----- Entries supplied -----
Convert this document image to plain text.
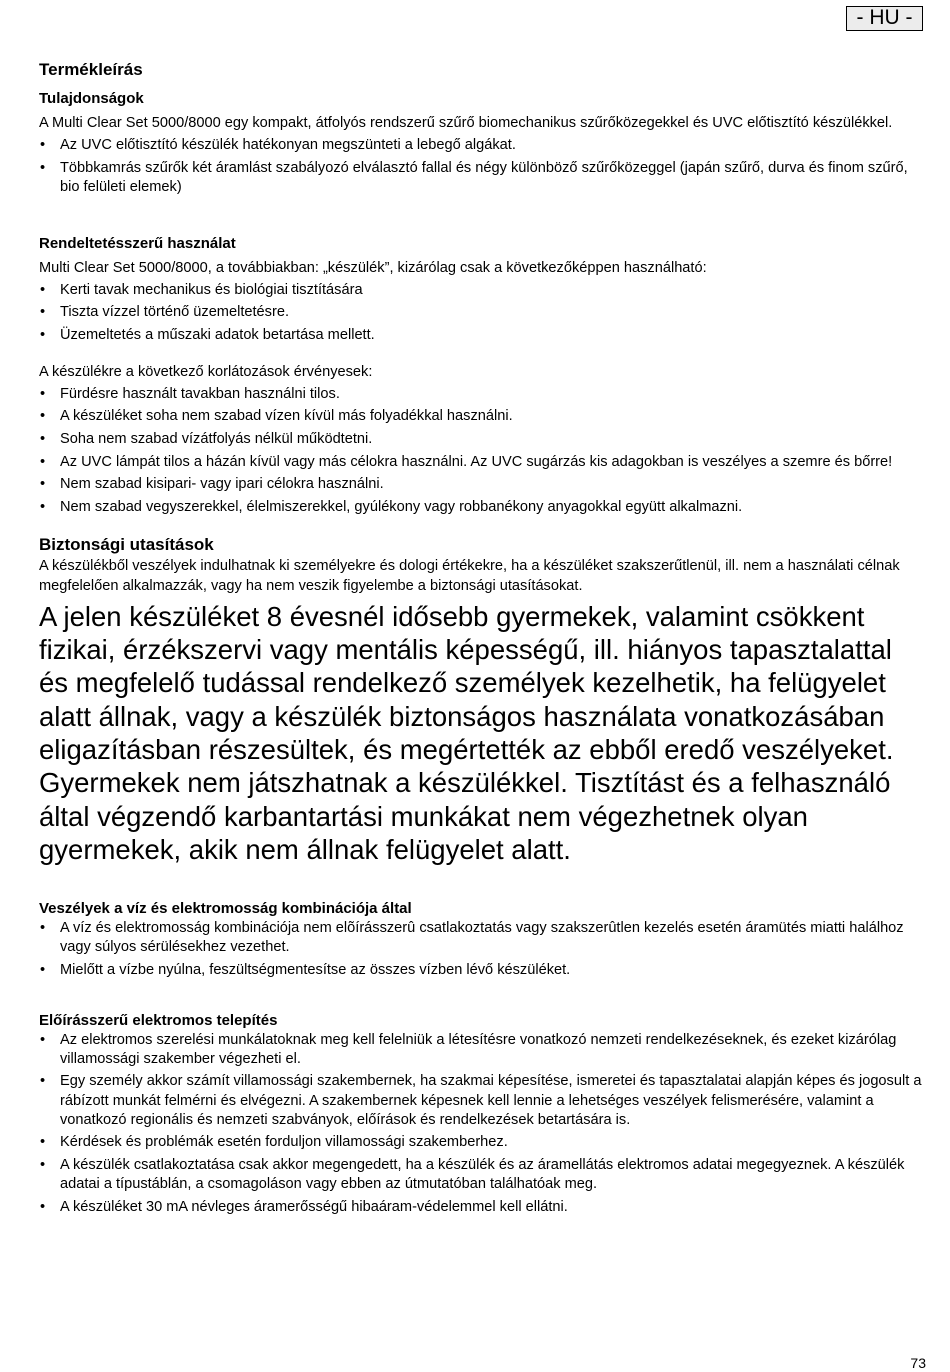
- HU -
Termékleírás
Tulajdonságok

A Multi Clear Set 5000/8000 egy kompakt, átfolyós rendszerű szűrő biomechanikus szűrőközegekkel és UVC előtisztító készülékkel.

• Az UVC előtisztító készülék hatékonyan megszünteti a lebegő algákat.
• Többkamrás szűrők két áramlást szabályozó elválasztó fallal és négy különböző szűrőközeggel (japán szűrő, durva és finom szűrő, bio felületi elemek)
Rendeltetésszerű használat

Multi Clear Set 5000/8000, a továbbiakban: „készülék”, kizárólag csak a következőképpen használható:

• Kerti tavak mechanikus és biológiai tisztítására
• Tiszta vízzel történő üzemeltetésre.
• Üzemeltetés a műszaki adatok betartása mellett.

A készülékre a következő korlátozások érvényesek:

• Fürdésre használt tavakban használni tilos.
• A készüléket soha nem szabad vízen kívül más folyadékkal használni.
• Soha nem szabad vízátfolyás nélkül működtetni.
• Az UVC lámpát tilos a házán kívül vagy más célokra használni. Az UVC sugárzás kis adagokban is veszélyes a szemre és bőrre!
• Nem szabad kisipari- vagy ipari célokra használni.
• Nem szabad vegyszerekkel, élelmiszerekkel, gyúlékony vagy robbanékony anyagokkal együtt alkalmazni.
Biztonsági utasítások

A készülékből veszélyek indulhatnak ki személyekre és dologi értékekre, ha a készüléket szakszerűtlenül, ill. nem a használati célnak megfelelően alkalmazzák, vagy ha nem veszik figyelembe a biztonsági utasításokat.

A jelen készüléket 8 évesnél idősebb gyermekek, valamint csökkent fizikai, érzékszervi vagy mentális képességű, ill. hiányos tapasztalattal és megfelelő tudással rendelkező személyek kezelhetik, ha felügyelet alatt állnak, vagy a készülék biztonságos használata vonatkozásában eligazításban részesültek, és megértették az ebből eredő veszélyeket. Gyermekek nem játszhatnak a készülékkel. Tisztítást és a felhasználó által végzendő karbantartási munkákat nem végezhetnek olyan gyermekek, akik nem állnak felügyelet alatt.

Veszélyek a víz és elektromosság kombinációja által
• A víz és elektromosság kombinációja nem elõírásszerû csatlakoztatás vagy szakszerûtlen kezelés esetén áramütés miatti halálhoz vagy súlyos sérülésekhez vezethet.
• Mielőtt a vízbe nyúlna, feszültségmentesítse az összes vízben lévő készüléket.
Előírásszerű elektromos telepítés
• Az elektromos szerelési munkálatoknak meg kell felelniük a létesítésre vonatkozó nemzeti rendelkezéseknek, és ezeket kizárólag villamossági szakember végezheti el.
• Egy személy akkor számít villamossági szakembernek, ha szakmai képesítése, ismeretei és tapasztalatai alapján képes és jogosult a rábízott munkát felmérni és elvégezni. A szakembernek képesnek kell lennie a lehetséges veszélyek felismerésére, valamint a vonatkozó regionális és nemzeti szabványok, előírások és rendelkezések betartására is.
• Kérdések és problémák esetén forduljon villamossági szakemberhez.
• A készülék csatlakoztatása csak akkor megengedett, ha a készülék és az áramellátás elektromos adatai megegyeznek. A készülék adatai a típustáblán, a csomagoláson vagy ebben az útmutatóban találhatóak meg.
• A készüléket 30 mA névleges áramerősségű hibaáram-védelemmel kell ellátni.
73
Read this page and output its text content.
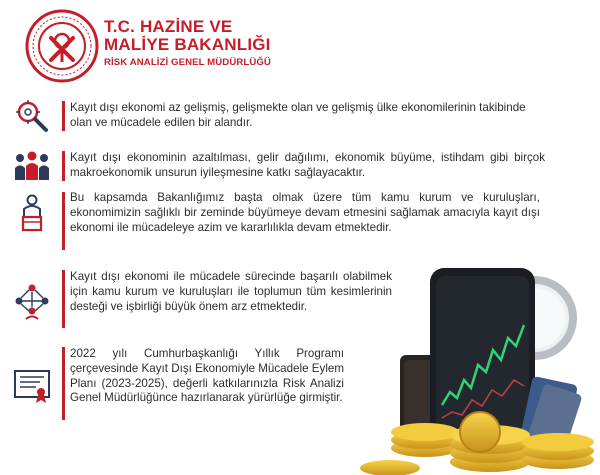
T.C. HAZİNE VE
MALİYE BAKANLIĞI
RİSK ANALİZİ GENEL MÜDÜRLÜĞÜ
Kayıt dışı ekonomi az gelişmiş, gelişmekte olan ve gelişmiş ülke ekonomilerinin takibinde olan ve mücadele edilen bir alandır.
Kayıt dışı ekonominin azaltılması, gelir dağılımı, ekonomik büyüme, istihdam gibi birçok makroekonomik unsurun iyileşmesine katkı sağlayacaktır.
Bu kapsamda Bakanlığımız başta olmak üzere tüm kamu kurum ve kuruluşları, ekonomimizin sağlıklı bir zeminde büyümeye devam etmesini sağlamak amacıyla kayıt dışı ekonomi ile mücadeleye azim ve kararlılıkla devam etmektedir.
Kayıt dışı ekonomi ile mücadele sürecinde başarılı olabilmek için kamu kurum ve kuruluşları ile toplumun tüm kesimlerinin desteği ve işbirliği büyük önem arz etmektedir.
2022 yılı Cumhurbaşkanlığı Yıllık Programı çerçevesinde Kayıt Dışı Ekonomiyle Mücadele Eylem Planı (2023-2025), değerli katkılarınızla Risk Analizi Genel Müdürlüğünce hazırlanarak yürürlüğe girmiştir.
-----
▶ _What the task requires_: Which lines hold the string "Clear"? Copy all of them from the data above.

▶ _Output below_:
A Multi Clear Set 5000/8000 egy kompakt, átfolyós rendszerű szűrő biomechanikus szűrőközegekkel és UVC előtisztító készülékkel.
Multi Clear Set 5000/8000, a továbbiakban: „készülék”, kizárólag csak a következőképpen használható:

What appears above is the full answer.